- _Task_
Extract each line bearing the word "AFRICA".

(Stored items from a collection)
◆ ◆ ◆ ◆

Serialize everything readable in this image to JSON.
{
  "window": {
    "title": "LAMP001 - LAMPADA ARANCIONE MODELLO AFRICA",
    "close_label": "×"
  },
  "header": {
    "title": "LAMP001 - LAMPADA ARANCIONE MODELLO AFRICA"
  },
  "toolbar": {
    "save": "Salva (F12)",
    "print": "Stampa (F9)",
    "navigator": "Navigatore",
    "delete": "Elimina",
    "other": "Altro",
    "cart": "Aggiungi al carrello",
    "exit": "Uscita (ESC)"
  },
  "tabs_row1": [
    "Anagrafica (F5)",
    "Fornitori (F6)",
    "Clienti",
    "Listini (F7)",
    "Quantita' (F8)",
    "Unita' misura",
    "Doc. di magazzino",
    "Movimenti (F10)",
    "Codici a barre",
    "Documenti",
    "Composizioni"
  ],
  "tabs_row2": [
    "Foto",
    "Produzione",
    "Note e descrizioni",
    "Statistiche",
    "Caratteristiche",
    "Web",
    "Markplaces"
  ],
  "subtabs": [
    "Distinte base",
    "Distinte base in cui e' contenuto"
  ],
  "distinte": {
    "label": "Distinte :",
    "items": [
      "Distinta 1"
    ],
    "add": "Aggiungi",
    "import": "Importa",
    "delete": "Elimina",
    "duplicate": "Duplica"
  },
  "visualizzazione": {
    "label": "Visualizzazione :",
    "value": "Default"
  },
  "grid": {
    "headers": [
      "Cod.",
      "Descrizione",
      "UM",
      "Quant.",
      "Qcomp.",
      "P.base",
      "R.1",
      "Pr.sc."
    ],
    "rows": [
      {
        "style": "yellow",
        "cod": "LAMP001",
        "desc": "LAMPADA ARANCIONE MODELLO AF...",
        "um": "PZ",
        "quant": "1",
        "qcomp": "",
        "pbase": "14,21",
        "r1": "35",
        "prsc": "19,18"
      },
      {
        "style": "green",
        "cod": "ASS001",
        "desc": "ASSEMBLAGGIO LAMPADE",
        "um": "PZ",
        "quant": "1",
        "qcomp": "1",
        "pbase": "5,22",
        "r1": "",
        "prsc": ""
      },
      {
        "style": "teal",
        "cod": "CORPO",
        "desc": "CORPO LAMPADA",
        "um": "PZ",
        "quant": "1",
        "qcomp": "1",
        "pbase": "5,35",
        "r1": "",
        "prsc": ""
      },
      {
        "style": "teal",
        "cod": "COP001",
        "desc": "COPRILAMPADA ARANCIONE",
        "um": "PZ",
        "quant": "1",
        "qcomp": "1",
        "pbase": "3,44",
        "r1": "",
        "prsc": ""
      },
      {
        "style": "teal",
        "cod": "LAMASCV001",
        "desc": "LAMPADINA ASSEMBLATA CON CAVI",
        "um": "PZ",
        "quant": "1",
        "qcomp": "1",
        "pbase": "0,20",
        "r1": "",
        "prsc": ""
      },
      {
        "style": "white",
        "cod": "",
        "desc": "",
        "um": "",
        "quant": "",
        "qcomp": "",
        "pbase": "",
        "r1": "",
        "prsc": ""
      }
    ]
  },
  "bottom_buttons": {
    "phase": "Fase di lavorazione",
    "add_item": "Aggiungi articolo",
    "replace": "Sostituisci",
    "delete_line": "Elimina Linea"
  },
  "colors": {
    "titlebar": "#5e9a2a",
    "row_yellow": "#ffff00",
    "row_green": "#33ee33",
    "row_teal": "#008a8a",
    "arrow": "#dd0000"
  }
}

◆ ◆ ◆ ◆

- _Output for this task_
    "title": "LAMP001 - LAMPADA ARANCIONE MODELLO AFRICA",
    "title": "LAMP001 - LAMPADA ARANCIONE MODELLO AFRICA"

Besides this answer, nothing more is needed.